[TASK]: Each line of the listing that contains the word "gerado" is to be copied.

/---

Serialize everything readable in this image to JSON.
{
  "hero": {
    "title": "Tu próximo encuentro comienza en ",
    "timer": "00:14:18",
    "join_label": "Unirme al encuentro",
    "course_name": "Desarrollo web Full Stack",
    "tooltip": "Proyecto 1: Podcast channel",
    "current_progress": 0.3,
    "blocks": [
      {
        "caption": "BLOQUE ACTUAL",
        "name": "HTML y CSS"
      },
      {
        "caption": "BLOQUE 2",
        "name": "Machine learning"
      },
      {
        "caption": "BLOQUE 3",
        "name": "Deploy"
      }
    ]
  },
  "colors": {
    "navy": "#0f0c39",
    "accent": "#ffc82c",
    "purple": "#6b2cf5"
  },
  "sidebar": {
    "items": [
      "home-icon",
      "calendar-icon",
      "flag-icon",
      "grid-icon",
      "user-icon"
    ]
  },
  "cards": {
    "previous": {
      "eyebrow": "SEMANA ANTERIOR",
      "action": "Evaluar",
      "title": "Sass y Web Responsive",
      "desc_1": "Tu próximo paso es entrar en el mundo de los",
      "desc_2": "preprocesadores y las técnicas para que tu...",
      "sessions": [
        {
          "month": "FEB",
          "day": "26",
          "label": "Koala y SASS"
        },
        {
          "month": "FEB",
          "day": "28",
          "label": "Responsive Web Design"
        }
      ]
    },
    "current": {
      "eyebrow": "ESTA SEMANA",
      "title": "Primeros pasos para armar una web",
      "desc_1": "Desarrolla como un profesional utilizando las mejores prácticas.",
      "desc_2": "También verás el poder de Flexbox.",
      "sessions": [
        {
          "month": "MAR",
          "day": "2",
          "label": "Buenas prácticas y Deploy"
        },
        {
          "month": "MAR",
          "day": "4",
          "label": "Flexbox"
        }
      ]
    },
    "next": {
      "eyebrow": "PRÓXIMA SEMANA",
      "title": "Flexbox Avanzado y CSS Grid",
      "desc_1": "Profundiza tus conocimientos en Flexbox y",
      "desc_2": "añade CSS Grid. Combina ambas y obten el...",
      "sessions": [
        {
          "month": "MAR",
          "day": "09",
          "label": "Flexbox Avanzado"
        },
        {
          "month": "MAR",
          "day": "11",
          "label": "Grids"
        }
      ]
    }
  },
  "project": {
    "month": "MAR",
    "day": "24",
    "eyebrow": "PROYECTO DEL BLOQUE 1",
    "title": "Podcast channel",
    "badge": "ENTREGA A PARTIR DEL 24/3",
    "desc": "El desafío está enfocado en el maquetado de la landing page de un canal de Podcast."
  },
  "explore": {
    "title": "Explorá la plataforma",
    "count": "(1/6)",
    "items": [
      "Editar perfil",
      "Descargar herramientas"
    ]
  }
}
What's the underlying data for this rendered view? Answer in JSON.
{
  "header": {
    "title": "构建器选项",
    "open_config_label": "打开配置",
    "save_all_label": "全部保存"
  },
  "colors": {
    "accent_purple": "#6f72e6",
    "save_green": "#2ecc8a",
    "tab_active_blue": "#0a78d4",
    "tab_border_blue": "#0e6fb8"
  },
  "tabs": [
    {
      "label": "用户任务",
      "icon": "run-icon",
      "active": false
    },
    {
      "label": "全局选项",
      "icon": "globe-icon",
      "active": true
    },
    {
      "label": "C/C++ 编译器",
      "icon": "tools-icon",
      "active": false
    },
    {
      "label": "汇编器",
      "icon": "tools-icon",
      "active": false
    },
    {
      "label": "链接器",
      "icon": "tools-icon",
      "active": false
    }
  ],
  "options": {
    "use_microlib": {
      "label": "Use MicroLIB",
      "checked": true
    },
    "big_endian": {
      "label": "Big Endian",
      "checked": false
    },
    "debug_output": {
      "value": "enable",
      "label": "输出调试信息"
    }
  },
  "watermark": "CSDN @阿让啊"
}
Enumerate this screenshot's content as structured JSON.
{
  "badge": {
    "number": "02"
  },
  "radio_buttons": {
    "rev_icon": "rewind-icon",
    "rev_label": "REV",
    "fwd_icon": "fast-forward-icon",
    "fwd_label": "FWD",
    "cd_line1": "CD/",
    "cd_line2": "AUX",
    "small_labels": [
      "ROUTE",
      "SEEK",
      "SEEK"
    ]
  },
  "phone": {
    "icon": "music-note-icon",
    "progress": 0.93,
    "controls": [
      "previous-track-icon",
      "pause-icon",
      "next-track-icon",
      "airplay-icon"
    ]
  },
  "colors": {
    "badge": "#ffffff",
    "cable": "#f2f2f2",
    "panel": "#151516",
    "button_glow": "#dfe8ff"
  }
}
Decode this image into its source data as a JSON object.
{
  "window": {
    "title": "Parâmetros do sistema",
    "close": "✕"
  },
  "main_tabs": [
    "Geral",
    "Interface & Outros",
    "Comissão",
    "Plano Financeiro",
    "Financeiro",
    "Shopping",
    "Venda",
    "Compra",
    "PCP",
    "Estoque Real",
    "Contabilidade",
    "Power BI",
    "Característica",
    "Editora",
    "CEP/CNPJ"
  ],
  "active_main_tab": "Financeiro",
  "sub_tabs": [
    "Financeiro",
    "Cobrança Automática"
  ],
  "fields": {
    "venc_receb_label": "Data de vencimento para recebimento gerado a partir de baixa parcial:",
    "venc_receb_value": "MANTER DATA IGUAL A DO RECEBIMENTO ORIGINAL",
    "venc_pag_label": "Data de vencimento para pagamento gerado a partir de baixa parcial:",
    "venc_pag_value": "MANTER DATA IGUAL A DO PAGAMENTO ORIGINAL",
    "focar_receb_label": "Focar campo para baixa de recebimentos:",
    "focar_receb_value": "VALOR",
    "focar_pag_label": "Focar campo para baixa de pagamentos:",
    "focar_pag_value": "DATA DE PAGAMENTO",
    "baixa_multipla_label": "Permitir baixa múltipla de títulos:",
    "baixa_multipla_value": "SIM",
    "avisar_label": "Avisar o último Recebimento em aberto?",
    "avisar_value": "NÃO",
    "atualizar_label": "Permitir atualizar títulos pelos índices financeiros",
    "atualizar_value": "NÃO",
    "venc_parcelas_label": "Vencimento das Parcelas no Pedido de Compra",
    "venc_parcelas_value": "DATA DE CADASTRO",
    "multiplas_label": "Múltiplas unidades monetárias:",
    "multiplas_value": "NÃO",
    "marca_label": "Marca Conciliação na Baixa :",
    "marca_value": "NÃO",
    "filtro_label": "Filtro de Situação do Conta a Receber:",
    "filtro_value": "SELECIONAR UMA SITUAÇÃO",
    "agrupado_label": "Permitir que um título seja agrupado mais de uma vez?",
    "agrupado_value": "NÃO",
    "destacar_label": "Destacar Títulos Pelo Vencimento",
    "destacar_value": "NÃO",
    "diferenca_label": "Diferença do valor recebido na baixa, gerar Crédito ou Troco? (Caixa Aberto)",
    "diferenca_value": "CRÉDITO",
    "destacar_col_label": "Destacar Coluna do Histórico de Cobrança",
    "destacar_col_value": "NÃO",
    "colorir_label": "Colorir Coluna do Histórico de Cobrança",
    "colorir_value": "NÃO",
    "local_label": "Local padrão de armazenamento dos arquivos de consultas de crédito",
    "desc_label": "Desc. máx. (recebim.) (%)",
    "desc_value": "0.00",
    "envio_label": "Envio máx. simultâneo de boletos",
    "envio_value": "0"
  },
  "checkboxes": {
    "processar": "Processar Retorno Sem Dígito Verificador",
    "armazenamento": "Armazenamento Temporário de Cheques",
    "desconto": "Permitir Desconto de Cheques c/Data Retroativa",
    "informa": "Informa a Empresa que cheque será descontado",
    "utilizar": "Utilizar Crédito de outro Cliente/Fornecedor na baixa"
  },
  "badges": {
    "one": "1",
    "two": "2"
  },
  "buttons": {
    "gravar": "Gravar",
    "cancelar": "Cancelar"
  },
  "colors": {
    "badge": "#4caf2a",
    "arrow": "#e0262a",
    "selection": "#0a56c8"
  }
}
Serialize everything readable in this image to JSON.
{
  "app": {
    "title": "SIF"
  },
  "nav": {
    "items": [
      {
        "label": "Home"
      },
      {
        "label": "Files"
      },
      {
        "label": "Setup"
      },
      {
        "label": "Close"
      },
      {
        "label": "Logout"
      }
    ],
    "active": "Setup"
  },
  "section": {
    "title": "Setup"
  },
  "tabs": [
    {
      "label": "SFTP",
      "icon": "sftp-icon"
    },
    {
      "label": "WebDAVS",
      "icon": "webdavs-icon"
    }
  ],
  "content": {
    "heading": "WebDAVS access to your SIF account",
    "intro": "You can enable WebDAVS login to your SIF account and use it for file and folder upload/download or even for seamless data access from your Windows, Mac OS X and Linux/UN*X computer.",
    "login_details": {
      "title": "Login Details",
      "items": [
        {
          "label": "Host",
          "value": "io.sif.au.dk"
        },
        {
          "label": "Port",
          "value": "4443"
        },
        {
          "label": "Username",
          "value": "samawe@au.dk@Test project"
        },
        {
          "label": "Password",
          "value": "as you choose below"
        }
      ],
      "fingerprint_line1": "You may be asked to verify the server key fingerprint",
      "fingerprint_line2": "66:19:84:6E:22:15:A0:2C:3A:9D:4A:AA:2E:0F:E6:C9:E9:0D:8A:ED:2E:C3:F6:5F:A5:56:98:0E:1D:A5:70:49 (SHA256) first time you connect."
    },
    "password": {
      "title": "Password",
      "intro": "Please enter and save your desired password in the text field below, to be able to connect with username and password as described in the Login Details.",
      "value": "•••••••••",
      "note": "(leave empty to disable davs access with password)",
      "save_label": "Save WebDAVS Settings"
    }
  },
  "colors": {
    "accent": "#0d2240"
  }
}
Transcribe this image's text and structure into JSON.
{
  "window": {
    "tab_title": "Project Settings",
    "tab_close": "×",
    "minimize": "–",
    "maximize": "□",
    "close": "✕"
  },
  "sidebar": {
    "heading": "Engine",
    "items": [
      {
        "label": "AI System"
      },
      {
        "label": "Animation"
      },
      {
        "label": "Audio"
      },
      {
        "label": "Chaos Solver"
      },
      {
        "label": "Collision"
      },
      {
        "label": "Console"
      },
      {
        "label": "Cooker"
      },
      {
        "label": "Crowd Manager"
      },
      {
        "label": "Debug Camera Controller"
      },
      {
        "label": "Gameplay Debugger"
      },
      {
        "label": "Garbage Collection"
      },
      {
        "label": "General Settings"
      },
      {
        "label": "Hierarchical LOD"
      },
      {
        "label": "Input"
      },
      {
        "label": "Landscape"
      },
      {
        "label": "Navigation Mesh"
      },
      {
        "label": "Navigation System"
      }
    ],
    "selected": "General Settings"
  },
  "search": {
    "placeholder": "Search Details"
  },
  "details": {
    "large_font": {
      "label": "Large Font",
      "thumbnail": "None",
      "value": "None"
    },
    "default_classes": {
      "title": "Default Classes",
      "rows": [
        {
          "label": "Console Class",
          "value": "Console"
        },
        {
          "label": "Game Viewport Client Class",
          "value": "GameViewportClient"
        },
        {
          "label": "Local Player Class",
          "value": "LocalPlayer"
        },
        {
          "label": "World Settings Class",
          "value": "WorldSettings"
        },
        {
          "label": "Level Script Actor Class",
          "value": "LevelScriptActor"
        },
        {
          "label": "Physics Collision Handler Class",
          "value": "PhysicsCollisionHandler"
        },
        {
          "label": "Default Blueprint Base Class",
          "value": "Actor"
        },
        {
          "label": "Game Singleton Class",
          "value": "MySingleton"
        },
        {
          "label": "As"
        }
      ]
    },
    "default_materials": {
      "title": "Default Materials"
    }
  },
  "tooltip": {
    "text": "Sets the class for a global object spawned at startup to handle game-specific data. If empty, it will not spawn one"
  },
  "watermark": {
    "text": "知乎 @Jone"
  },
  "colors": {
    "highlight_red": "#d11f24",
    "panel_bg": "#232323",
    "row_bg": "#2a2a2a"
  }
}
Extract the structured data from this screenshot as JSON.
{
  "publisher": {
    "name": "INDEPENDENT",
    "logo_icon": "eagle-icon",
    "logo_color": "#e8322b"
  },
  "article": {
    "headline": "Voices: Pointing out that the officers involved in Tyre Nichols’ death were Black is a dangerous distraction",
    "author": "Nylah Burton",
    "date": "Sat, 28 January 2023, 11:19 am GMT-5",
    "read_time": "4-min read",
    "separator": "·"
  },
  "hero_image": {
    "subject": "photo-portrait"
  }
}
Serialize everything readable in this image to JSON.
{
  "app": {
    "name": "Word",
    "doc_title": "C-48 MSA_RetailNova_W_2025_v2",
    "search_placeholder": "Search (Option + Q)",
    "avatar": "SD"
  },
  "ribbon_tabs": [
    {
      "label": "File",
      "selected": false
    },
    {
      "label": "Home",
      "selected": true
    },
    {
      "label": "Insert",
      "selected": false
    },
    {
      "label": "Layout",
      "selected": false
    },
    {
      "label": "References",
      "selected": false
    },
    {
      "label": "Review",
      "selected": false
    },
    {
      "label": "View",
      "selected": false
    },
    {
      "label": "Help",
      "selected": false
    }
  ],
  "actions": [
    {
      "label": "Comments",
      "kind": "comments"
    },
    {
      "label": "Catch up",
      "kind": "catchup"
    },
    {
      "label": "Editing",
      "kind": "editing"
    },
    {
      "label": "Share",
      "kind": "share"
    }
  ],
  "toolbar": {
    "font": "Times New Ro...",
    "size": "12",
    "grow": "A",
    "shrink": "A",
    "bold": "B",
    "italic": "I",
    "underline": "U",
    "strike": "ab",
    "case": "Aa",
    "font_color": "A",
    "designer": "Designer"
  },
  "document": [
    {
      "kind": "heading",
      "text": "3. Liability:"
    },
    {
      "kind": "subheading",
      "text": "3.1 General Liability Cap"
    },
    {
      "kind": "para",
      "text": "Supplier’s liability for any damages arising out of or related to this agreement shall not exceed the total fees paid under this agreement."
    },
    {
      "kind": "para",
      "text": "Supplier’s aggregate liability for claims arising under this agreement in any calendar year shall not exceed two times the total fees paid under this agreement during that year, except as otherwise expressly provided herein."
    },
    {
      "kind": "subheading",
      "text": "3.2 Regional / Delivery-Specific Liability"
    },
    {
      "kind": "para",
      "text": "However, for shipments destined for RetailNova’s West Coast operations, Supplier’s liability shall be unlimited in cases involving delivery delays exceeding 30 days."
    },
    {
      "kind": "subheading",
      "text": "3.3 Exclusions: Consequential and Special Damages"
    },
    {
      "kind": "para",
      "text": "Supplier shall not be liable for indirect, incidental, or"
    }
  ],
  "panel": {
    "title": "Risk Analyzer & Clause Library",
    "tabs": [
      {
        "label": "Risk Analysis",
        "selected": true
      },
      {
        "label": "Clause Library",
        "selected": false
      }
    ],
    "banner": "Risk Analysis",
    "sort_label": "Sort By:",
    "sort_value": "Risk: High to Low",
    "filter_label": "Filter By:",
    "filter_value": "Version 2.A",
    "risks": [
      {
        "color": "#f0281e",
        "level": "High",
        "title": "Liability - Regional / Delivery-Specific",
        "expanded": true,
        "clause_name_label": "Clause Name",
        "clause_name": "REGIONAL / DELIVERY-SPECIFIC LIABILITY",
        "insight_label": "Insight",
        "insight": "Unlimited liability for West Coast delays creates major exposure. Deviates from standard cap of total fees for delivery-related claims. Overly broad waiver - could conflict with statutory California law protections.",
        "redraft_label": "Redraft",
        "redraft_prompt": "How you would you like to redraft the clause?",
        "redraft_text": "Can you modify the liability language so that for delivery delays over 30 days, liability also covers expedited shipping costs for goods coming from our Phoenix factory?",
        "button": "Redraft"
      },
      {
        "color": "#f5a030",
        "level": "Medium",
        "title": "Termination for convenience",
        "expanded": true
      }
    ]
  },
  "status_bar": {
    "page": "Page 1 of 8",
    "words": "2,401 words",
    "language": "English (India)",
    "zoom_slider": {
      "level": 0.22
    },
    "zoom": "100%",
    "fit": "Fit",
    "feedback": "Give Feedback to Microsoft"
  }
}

\---

[COMPLETED EXERCISE]:
    "venc_receb_label": "Data de vencimento para recebimento gerado a partir de baixa parcial:",
    "venc_pag_label": "Data de vencimento para pagamento gerado a partir de baixa parcial:",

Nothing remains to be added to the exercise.